START

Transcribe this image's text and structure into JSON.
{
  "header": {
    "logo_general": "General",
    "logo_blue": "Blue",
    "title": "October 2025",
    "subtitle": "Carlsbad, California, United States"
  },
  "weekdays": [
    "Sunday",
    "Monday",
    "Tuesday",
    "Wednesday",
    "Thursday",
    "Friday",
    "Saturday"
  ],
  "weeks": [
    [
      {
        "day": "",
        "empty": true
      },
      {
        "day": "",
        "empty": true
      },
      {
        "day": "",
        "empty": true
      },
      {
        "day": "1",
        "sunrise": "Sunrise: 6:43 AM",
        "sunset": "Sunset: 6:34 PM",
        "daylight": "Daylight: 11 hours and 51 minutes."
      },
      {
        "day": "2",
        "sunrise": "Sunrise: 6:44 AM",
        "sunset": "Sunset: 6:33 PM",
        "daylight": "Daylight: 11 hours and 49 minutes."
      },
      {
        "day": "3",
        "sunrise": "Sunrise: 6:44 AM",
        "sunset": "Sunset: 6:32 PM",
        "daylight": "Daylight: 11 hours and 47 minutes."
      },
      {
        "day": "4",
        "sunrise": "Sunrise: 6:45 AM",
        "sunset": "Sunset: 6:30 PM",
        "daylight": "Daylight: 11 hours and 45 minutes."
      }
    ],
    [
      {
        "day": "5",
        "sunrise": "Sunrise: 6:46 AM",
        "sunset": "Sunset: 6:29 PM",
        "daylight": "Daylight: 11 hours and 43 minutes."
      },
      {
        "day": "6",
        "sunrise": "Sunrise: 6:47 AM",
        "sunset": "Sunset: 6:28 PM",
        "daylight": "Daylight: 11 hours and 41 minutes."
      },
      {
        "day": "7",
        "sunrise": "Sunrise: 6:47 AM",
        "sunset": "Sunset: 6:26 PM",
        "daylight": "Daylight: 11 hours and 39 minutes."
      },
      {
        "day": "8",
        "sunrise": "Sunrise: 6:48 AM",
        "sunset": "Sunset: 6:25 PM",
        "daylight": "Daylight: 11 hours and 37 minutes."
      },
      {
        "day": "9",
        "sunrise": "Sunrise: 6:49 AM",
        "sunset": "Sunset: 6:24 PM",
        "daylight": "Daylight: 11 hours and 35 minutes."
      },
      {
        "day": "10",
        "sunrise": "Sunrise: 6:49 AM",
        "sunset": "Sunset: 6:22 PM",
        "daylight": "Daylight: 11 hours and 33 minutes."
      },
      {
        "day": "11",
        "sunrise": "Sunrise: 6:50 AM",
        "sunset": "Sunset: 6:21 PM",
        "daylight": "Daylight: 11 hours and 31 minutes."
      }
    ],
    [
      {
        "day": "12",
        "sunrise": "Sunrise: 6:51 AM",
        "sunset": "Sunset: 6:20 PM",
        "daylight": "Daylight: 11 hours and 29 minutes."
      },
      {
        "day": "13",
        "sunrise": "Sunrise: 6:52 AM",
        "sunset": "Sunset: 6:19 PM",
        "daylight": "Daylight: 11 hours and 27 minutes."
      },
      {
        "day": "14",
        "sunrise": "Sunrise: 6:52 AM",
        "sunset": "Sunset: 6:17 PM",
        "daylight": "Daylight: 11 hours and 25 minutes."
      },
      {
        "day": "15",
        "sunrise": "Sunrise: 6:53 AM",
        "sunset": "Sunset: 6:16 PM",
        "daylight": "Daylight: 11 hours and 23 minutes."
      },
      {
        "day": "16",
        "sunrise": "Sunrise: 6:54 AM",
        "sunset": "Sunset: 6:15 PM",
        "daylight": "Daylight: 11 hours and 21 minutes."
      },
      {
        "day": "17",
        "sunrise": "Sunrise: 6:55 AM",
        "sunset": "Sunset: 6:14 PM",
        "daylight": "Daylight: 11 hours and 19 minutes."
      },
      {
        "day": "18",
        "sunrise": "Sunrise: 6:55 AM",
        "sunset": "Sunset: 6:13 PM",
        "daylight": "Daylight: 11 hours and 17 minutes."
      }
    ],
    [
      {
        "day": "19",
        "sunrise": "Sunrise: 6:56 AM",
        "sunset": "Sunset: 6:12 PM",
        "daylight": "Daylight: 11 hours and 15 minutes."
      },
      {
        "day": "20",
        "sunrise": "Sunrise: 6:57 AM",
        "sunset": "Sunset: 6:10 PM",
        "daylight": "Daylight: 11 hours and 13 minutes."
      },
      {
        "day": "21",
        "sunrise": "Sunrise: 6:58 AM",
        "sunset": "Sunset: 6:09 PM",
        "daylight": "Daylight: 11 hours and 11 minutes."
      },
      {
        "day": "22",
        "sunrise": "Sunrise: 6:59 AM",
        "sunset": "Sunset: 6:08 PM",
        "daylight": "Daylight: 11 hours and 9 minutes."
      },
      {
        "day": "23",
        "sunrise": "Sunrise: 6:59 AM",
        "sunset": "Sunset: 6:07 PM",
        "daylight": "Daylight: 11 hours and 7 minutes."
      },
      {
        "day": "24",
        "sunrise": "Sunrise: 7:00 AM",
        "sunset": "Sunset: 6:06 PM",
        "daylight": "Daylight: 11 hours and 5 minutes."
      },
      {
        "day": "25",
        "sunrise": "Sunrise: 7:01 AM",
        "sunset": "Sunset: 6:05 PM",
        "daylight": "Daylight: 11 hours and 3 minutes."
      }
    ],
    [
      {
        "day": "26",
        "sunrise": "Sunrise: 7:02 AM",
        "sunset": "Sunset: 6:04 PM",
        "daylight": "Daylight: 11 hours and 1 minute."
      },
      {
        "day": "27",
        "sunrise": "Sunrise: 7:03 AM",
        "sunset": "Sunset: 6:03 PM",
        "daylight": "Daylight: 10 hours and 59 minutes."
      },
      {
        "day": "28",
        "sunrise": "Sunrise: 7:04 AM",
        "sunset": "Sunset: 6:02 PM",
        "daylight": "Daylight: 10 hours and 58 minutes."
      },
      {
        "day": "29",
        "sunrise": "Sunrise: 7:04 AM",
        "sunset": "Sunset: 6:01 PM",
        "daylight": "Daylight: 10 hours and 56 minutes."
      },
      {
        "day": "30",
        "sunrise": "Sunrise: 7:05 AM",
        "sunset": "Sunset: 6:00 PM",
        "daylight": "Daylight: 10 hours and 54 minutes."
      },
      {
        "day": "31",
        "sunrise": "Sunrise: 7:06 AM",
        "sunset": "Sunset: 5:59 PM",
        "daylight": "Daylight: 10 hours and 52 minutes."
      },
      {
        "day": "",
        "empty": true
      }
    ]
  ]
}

END

(Stated exercise) Reproduce the whole listing word for word.

(Full answer)
Transcribe this image's text and structure into JSON.
{
  "header": {
    "logo_general": "General",
    "logo_blue": "Blue",
    "title": "October 2025",
    "subtitle": "Carlsbad, California, United States"
  },
  "weekdays": [
    "Sunday",
    "Monday",
    "Tuesday",
    "Wednesday",
    "Thursday",
    "Friday",
    "Saturday"
  ],
  "weeks": [
    [
      {
        "day": "",
        "empty": true
      },
      {
        "day": "",
        "empty": true
      },
      {
        "day": "",
        "empty": true
      },
      {
        "day": "1",
        "sunrise": "Sunrise: 6:43 AM",
        "sunset": "Sunset: 6:34 PM",
        "daylight": "Daylight: 11 hours and 51 minutes."
      },
      {
        "day": "2",
        "sunrise": "Sunrise: 6:44 AM",
        "sunset": "Sunset: 6:33 PM",
        "daylight": "Daylight: 11 hours and 49 minutes."
      },
      {
        "day": "3",
        "sunrise": "Sunrise: 6:44 AM",
        "sunset": "Sunset: 6:32 PM",
        "daylight": "Daylight: 11 hours and 47 minutes."
      },
      {
        "day": "4",
        "sunrise": "Sunrise: 6:45 AM",
        "sunset": "Sunset: 6:30 PM",
        "daylight": "Daylight: 11 hours and 45 minutes."
      }
    ],
    [
      {
        "day": "5",
        "sunrise": "Sunrise: 6:46 AM",
        "sunset": "Sunset: 6:29 PM",
        "daylight": "Daylight: 11 hours and 43 minutes."
      },
      {
        "day": "6",
        "sunrise": "Sunrise: 6:47 AM",
        "sunset": "Sunset: 6:28 PM",
        "daylight": "Daylight: 11 hours and 41 minutes."
      },
      {
        "day": "7",
        "sunrise": "Sunrise: 6:47 AM",
        "sunset": "Sunset: 6:26 PM",
        "daylight": "Daylight: 11 hours and 39 minutes."
      },
      {
        "day": "8",
        "sunrise": "Sunrise: 6:48 AM",
        "sunset": "Sunset: 6:25 PM",
        "daylight": "Daylight: 11 hours and 37 minutes."
      },
      {
        "day": "9",
        "sunrise": "Sunrise: 6:49 AM",
        "sunset": "Sunset: 6:24 PM",
        "daylight": "Daylight: 11 hours and 35 minutes."
      },
      {
        "day": "10",
        "sunrise": "Sunrise: 6:49 AM",
        "sunset": "Sunset: 6:22 PM",
        "daylight": "Daylight: 11 hours and 33 minutes."
      },
      {
        "day": "11",
        "sunrise": "Sunrise: 6:50 AM",
        "sunset": "Sunset: 6:21 PM",
        "daylight": "Daylight: 11 hours and 31 minutes."
      }
    ],
    [
      {
        "day": "12",
        "sunrise": "Sunrise: 6:51 AM",
        "sunset": "Sunset: 6:20 PM",
        "daylight": "Daylight: 11 hours and 29 minutes."
      },
      {
        "day": "13",
        "sunrise": "Sunrise: 6:52 AM",
        "sunset": "Sunset: 6:19 PM",
        "daylight": "Daylight: 11 hours and 27 minutes."
      },
      {
        "day": "14",
        "sunrise": "Sunrise: 6:52 AM",
        "sunset": "Sunset: 6:17 PM",
        "daylight": "Daylight: 11 hours and 25 minutes."
      },
      {
        "day": "15",
        "sunrise": "Sunrise: 6:53 AM",
        "sunset": "Sunset: 6:16 PM",
        "daylight": "Daylight: 11 hours and 23 minutes."
      },
      {
        "day": "16",
        "sunrise": "Sunrise: 6:54 AM",
        "sunset": "Sunset: 6:15 PM",
        "daylight": "Daylight: 11 hours and 21 minutes."
      },
      {
        "day": "17",
        "sunrise": "Sunrise: 6:55 AM",
        "sunset": "Sunset: 6:14 PM",
        "daylight": "Daylight: 11 hours and 19 minutes."
      },
      {
        "day": "18",
        "sunrise": "Sunrise: 6:55 AM",
        "sunset": "Sunset: 6:13 PM",
        "daylight": "Daylight: 11 hours and 17 minutes."
      }
    ],
    [
      {
        "day": "19",
        "sunrise": "Sunrise: 6:56 AM",
        "sunset": "Sunset: 6:12 PM",
        "daylight": "Daylight: 11 hours and 15 minutes."
      },
      {
        "day": "20",
        "sunrise": "Sunrise: 6:57 AM",
        "sunset": "Sunset: 6:10 PM",
        "daylight": "Daylight: 11 hours and 13 minutes."
      },
      {
        "day": "21",
        "sunrise": "Sunrise: 6:58 AM",
        "sunset": "Sunset: 6:09 PM",
        "daylight": "Daylight: 11 hours and 11 minutes."
      },
      {
        "day": "22",
        "sunrise": "Sunrise: 6:59 AM",
        "sunset": "Sunset: 6:08 PM",
        "daylight": "Daylight: 11 hours and 9 minutes."
      },
      {
        "day": "23",
        "sunrise": "Sunrise: 6:59 AM",
        "sunset": "Sunset: 6:07 PM",
        "daylight": "Daylight: 11 hours and 7 minutes."
      },
      {
        "day": "24",
        "sunrise": "Sunrise: 7:00 AM",
        "sunset": "Sunset: 6:06 PM",
        "daylight": "Daylight: 11 hours and 5 minutes."
      },
      {
        "day": "25",
        "sunrise": "Sunrise: 7:01 AM",
        "sunset": "Sunset: 6:05 PM",
        "daylight": "Daylight: 11 hours and 3 minutes."
      }
    ],
    [
      {
        "day": "26",
        "sunrise": "Sunrise: 7:02 AM",
        "sunset": "Sunset: 6:04 PM",
        "daylight": "Daylight: 11 hours and 1 minute."
      },
      {
        "day": "27",
        "sunrise": "Sunrise: 7:03 AM",
        "sunset": "Sunset: 6:03 PM",
        "daylight": "Daylight: 10 hours and 59 minutes."
      },
      {
        "day": "28",
        "sunrise": "Sunrise: 7:04 AM",
        "sunset": "Sunset: 6:02 PM",
        "daylight": "Daylight: 10 hours and 58 minutes."
      },
      {
        "day": "29",
        "sunrise": "Sunrise: 7:04 AM",
        "sunset": "Sunset: 6:01 PM",
        "daylight": "Daylight: 10 hours and 56 minutes."
      },
      {
        "day": "30",
        "sunrise": "Sunrise: 7:05 AM",
        "sunset": "Sunset: 6:00 PM",
        "daylight": "Daylight: 10 hours and 54 minutes."
      },
      {
        "day": "31",
        "sunrise": "Sunrise: 7:06 AM",
        "sunset": "Sunset: 5:59 PM",
        "daylight": "Daylight: 10 hours and 52 minutes."
      },
      {
        "day": "",
        "empty": true
      }
    ]
  ]
}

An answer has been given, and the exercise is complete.